▶ Activities
1) According to the blog post on 2011 CEO pay, how much did the CEO of a typical public company make in 2011?
2) Continue the blog post on 2011 CEO pay, picking up right after its final paragraph.
───── Extract provided ─────
Monday, May 28, 2012

This Memorial Day, No Millionaire Left Behind

U.S. disparity of income is setting records by some measures

It's 2012 -- the financial crisis happened over four years ago, and the Great Recession is supposed to have been over long ago. After all this time, the American people, or at least the ones with the most juice, don't seem to have learned a thing.

Corporate profits hit record levels in 2011, and with that increase, compensation for CEOs went up about 6% as well. The CEO of a typical public company made (off with) $9.6 million in 2011, as CEO pay was largely in the form of stock awards tied to "performance."

For more particulars about this report, here's a link to an online story in The Seattle Times.

The way some fools have spun this is that shareholder activists can claim a victory of sorts, because the corporate boards aren't just shoveling over as much "pay for pulse" as they once did. More of CEO compensation is tied to "performance," in the form of higher profits.

The U.S. business press, in its usual myopia, does not perceive the hideous structural problem that this represents. The CEOs making a killing now, it appears, are the ones who run their corporations in such a way as to squeeze the maximum profit from American consumers that they possibly can. Bleed them white, milk them dry, and you get more stock awards!
───── Entries shown ─────
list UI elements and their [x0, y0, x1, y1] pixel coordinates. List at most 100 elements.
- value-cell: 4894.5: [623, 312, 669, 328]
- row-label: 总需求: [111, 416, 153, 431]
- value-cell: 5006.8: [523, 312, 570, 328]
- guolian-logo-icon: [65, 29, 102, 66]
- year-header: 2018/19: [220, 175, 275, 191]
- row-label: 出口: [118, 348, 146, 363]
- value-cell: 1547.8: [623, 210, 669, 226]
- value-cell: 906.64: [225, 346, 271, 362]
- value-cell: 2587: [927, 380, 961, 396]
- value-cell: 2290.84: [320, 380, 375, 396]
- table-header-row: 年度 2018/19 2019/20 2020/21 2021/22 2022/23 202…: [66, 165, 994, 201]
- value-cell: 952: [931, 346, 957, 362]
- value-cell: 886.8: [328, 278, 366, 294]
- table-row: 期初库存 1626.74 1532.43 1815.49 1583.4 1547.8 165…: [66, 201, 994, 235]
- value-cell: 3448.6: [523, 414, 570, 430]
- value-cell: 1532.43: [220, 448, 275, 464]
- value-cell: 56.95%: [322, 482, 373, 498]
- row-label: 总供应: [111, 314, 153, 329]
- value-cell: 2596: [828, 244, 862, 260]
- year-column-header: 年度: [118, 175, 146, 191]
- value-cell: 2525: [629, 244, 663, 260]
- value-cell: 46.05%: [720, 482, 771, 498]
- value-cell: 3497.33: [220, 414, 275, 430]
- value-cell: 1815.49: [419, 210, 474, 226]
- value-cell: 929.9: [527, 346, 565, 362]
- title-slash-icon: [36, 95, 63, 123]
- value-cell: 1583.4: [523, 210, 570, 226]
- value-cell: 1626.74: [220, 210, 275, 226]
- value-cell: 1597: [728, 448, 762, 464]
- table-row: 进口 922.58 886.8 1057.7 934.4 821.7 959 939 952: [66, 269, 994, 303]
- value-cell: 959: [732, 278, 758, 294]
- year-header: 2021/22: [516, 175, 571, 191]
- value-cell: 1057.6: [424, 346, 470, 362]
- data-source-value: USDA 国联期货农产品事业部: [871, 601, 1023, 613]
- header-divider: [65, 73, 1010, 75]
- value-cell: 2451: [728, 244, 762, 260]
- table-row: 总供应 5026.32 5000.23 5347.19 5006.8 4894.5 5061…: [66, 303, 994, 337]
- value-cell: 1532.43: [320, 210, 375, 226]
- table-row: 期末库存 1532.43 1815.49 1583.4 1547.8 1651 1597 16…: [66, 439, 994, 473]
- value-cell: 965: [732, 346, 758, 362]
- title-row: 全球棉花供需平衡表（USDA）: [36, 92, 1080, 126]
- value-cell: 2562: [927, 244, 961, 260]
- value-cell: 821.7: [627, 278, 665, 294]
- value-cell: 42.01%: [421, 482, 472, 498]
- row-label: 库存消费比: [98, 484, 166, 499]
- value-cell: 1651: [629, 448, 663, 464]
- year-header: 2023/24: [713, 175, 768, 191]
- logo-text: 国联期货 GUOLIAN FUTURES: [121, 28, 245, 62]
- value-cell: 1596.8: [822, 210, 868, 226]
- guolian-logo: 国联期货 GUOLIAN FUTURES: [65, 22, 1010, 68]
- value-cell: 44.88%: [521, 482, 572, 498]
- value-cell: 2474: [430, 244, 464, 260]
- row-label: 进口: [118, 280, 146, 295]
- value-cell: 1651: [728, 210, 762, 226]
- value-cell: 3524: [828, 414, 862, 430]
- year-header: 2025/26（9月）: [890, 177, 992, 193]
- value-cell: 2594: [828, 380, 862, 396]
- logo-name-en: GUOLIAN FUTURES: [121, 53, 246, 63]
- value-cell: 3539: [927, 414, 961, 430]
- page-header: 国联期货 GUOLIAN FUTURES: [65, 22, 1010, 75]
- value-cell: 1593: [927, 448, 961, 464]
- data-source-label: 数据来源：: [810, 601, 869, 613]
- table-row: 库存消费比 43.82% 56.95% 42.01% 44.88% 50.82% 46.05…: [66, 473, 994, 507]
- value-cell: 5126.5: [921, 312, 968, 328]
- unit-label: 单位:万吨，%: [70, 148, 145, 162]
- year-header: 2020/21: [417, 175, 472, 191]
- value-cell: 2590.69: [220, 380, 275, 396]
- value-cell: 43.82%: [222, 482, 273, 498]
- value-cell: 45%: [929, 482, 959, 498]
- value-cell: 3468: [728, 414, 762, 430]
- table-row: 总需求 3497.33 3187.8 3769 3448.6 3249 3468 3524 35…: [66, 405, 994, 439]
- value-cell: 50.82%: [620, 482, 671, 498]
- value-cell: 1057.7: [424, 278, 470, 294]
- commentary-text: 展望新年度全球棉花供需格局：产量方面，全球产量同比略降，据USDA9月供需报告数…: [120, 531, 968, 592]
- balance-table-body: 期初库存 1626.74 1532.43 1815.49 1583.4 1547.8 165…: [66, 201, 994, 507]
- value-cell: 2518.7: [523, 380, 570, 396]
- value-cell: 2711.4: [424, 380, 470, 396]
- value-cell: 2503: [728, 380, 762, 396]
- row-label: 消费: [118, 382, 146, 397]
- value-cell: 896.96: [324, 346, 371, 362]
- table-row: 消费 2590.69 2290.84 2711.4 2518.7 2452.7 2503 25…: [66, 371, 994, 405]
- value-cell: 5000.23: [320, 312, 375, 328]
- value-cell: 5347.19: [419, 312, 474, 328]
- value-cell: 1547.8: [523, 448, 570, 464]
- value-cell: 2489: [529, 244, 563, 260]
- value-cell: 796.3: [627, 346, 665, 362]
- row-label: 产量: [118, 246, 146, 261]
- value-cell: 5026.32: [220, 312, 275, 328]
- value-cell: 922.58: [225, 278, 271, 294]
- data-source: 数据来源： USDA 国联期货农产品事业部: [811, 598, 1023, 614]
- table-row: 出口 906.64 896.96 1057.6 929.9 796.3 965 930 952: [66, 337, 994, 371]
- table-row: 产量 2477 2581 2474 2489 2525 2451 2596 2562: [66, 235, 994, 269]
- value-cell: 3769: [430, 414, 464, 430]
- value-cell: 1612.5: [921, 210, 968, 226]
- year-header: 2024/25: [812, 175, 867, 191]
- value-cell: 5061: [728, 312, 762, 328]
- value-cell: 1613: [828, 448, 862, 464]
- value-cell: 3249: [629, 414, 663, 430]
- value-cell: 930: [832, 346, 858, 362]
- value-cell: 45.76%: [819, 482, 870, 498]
─────
▶ Responses by item number
1) $9.6 million

2)
The shareholders are then happy, I suppose. But what of the consumers? Do those schmucks even matter? It would appear that they matter only to the extent that they pay up, to the max -- even if they have to go heavily into debt. And then, of course, the banking companies can own their very souls. It's like a modern version of the company store.

The Seattle story did touch upon the fundamental problem here:

CEOs managed to sell more, and squeeze more profit from each sale, despite problems ranging from a downgrade of the U.S. credit rating to an economic slowdown in China and Europe's debt crisis.

Still, there wasn't much immediate benefit for shareholders. The S&P 500 ended the year unchanged from where it started.

Including dividends, the index returned a slender 2 percent. ...

And the main concern of many shareholders -- that pay is just too much, no matter what the form -- has yet to be addressed.

"It's just that total (compensation) is going up, and that's where the problem lies," says Charles Elson, director of the Weinberg Center for Corporate Governance at the University of Delaware.

The typical American worker would have to labor for 244 years to make what the typical boss of a big public company makes in one. The median pay for U.S. workers was about $39,300 last year. That was up 1 percent from the year before, not enough to keep pace with inflation.


The main problem is that, even after the sobering experiences of a financial crisis CAUSED by the misconduct of financial institutions themselves, and the Great Recession, the U.S. economy continues to grow top-heavy, prolonging a disturbing (and for most people, painful) trend that's been going on since the late '70s and early '80s.

An illustration of the dilemma lies in a labor anecdote involving UAW legend Walter Reuther (1907-70). A Detroit automaker wheel was showing Reuther the new robots that could perform tasks on the assembly lines.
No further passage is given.